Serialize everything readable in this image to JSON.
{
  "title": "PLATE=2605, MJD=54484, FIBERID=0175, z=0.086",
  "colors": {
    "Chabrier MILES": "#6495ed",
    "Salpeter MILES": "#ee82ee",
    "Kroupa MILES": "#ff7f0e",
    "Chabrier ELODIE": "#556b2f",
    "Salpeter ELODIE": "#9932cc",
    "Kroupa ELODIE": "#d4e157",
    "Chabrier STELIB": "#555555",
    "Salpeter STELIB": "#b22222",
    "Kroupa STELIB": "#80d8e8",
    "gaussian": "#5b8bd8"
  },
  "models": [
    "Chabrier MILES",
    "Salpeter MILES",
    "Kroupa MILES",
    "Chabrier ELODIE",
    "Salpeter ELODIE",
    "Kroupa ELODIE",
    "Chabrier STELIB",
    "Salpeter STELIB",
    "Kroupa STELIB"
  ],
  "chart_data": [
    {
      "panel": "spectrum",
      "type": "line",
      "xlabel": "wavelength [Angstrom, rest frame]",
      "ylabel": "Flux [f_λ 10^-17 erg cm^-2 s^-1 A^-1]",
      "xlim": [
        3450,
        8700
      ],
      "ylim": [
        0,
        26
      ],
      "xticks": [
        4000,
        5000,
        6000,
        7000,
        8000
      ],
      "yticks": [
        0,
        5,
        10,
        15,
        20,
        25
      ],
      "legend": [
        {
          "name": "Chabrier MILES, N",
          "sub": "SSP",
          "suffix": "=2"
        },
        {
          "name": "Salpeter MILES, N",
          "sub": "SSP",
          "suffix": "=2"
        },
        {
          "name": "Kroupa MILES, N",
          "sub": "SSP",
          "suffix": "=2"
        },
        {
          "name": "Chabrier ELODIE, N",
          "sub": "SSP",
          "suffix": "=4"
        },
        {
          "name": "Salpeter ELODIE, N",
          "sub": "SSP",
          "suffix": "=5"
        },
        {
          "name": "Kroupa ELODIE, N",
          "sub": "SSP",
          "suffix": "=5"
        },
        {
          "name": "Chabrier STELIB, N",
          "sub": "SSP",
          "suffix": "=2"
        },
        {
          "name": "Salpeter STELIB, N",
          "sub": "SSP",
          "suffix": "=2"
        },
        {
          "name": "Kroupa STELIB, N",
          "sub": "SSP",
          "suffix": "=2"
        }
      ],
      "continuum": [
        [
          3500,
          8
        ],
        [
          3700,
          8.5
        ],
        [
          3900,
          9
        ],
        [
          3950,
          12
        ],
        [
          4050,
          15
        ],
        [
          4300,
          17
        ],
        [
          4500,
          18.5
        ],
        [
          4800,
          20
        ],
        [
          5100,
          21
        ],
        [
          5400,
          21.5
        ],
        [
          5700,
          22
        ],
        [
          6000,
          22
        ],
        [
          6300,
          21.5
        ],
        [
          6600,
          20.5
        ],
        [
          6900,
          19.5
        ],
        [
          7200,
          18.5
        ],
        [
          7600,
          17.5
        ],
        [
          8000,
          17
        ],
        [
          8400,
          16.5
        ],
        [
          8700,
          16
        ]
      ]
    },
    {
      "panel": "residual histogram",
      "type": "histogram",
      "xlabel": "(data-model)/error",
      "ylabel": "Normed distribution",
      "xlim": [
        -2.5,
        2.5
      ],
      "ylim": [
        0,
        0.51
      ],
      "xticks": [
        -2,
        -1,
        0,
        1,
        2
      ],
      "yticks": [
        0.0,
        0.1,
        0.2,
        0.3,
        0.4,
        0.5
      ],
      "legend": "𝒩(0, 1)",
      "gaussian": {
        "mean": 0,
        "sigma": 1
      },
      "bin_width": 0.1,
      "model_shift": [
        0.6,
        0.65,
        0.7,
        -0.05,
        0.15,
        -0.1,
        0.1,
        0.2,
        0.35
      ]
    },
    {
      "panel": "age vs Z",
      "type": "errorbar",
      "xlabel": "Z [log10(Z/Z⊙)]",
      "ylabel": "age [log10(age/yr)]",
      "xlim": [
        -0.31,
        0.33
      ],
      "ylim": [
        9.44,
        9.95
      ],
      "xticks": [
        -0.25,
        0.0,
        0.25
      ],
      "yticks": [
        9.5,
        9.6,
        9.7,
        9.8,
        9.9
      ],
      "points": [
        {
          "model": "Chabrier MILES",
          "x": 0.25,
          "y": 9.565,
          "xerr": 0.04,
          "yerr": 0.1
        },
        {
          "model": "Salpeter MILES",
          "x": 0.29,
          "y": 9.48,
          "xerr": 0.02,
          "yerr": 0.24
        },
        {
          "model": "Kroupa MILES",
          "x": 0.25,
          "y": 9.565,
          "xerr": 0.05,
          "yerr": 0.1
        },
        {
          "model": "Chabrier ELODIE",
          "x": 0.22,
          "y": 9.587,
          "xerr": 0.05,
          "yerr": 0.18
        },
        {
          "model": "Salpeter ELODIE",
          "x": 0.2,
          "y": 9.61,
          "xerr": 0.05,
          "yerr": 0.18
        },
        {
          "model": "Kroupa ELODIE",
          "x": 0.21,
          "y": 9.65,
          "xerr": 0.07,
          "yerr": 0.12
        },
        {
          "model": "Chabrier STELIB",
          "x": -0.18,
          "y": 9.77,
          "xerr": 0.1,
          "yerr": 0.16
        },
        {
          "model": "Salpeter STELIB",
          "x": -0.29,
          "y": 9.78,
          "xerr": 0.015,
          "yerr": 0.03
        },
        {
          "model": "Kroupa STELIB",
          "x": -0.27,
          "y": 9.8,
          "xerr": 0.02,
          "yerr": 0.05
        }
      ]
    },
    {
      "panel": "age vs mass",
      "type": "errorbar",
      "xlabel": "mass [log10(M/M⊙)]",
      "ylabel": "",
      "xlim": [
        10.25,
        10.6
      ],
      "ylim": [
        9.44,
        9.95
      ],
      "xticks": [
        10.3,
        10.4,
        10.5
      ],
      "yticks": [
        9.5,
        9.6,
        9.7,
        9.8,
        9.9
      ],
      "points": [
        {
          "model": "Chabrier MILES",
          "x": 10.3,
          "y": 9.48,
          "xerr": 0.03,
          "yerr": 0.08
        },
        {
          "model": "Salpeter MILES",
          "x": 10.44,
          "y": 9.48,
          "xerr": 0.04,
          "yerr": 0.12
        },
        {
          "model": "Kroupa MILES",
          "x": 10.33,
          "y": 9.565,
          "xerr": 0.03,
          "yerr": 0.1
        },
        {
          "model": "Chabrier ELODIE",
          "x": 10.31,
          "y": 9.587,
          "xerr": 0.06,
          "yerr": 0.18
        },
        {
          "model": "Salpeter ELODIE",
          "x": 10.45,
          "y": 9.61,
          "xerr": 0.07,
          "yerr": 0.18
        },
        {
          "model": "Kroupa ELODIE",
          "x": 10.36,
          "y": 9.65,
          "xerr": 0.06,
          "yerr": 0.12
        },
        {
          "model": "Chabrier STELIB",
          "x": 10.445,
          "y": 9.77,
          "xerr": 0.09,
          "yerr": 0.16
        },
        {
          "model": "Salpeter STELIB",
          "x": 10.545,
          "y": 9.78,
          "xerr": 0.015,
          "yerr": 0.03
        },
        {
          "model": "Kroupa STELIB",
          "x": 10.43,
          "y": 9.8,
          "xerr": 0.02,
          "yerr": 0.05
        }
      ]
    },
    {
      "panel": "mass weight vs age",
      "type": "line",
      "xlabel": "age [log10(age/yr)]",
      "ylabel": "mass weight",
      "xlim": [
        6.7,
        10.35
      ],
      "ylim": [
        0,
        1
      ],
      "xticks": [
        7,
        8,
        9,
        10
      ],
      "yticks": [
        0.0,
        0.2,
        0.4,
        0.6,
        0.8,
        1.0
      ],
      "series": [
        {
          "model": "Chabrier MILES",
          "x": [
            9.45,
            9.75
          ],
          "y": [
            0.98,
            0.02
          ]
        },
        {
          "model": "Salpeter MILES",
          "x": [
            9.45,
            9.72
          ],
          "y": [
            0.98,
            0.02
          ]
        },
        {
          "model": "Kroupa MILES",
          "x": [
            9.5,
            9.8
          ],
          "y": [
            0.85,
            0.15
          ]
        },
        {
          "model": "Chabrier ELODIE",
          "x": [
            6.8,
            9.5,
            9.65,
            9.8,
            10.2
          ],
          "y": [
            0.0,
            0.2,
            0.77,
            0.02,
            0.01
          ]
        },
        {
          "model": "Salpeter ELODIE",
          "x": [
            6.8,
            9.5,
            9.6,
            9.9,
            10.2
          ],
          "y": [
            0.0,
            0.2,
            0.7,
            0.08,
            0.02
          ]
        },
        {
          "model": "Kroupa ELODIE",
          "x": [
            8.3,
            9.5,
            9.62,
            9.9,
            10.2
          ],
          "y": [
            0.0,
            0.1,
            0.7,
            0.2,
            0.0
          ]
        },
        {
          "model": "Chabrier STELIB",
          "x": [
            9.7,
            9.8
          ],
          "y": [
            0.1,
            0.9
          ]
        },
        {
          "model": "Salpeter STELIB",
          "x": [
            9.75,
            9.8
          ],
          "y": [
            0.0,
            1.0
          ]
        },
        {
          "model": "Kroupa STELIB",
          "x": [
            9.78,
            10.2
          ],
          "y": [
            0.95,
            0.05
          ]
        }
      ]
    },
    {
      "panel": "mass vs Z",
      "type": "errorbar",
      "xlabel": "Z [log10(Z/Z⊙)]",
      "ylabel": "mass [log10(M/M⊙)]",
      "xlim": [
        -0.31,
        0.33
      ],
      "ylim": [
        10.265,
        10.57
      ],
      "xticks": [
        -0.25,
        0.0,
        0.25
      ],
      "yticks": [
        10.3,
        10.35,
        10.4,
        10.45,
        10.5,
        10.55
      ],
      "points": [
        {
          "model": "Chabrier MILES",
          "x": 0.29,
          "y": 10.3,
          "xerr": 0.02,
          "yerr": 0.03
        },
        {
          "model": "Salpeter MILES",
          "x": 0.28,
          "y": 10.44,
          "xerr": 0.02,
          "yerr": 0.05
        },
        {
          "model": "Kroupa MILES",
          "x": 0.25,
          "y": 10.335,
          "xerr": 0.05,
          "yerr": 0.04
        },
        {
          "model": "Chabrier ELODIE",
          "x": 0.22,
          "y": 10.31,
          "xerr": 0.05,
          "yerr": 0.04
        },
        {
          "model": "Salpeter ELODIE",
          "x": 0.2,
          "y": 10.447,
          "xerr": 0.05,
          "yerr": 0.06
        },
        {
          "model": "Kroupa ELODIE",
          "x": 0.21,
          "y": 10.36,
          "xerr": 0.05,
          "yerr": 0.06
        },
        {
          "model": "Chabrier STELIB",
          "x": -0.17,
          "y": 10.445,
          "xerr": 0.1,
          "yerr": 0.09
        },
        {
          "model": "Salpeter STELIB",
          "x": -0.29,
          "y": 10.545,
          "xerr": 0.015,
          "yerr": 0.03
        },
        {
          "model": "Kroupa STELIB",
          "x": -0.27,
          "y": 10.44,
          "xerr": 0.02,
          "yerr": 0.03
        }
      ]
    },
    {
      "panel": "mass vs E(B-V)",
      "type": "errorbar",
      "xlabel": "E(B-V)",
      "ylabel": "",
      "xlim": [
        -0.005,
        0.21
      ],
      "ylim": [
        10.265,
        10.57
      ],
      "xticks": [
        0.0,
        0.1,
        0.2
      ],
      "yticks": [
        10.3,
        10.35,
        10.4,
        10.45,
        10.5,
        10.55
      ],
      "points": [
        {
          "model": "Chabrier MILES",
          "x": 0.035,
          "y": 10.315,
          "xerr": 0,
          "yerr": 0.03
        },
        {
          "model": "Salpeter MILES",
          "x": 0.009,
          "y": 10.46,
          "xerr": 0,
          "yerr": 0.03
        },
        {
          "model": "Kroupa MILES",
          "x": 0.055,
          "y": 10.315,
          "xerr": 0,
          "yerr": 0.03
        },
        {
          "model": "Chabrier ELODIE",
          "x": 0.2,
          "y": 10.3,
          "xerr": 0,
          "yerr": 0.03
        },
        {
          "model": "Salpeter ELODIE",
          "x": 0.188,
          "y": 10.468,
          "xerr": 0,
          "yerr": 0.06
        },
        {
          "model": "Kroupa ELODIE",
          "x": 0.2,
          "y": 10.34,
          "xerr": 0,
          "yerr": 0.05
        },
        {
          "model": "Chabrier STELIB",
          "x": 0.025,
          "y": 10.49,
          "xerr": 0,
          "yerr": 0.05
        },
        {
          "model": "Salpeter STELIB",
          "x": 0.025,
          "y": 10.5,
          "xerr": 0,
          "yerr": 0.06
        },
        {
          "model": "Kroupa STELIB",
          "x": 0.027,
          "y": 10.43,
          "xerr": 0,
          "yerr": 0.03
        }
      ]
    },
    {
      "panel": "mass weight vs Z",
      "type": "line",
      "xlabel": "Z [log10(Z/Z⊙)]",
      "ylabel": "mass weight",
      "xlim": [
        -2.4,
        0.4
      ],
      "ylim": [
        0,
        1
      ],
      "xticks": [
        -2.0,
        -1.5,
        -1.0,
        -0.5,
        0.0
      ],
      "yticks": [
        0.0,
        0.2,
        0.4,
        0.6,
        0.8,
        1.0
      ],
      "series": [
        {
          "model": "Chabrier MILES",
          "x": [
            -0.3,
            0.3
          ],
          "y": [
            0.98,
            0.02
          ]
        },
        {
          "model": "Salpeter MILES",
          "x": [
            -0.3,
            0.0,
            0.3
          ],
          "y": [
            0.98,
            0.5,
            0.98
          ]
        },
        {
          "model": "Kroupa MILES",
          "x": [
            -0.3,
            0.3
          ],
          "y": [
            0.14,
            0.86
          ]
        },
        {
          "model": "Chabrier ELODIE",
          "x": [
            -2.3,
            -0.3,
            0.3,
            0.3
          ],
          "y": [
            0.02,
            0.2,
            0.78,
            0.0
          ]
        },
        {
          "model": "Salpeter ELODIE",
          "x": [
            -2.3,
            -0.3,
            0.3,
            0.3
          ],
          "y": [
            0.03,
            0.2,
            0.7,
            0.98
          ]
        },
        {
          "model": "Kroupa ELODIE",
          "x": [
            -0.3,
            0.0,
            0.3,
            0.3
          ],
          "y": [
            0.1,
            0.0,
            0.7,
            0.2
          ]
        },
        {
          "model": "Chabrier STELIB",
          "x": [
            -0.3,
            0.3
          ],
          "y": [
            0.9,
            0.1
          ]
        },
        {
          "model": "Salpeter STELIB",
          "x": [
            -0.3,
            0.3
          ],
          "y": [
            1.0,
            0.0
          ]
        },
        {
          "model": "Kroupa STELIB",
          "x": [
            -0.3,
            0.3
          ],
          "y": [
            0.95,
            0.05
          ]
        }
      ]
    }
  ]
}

TO DO
Scan the entries above. Copy each line that has the string "panel".

WRITTEN ANSWER
      "panel": "spectrum",
      "panel": "residual histogram",
      "panel": "age vs Z",
      "panel": "age vs mass",
      "panel": "mass weight vs age",
      "panel": "mass vs Z",
      "panel": "mass vs E(B-V)",
      "panel": "mass weight vs Z",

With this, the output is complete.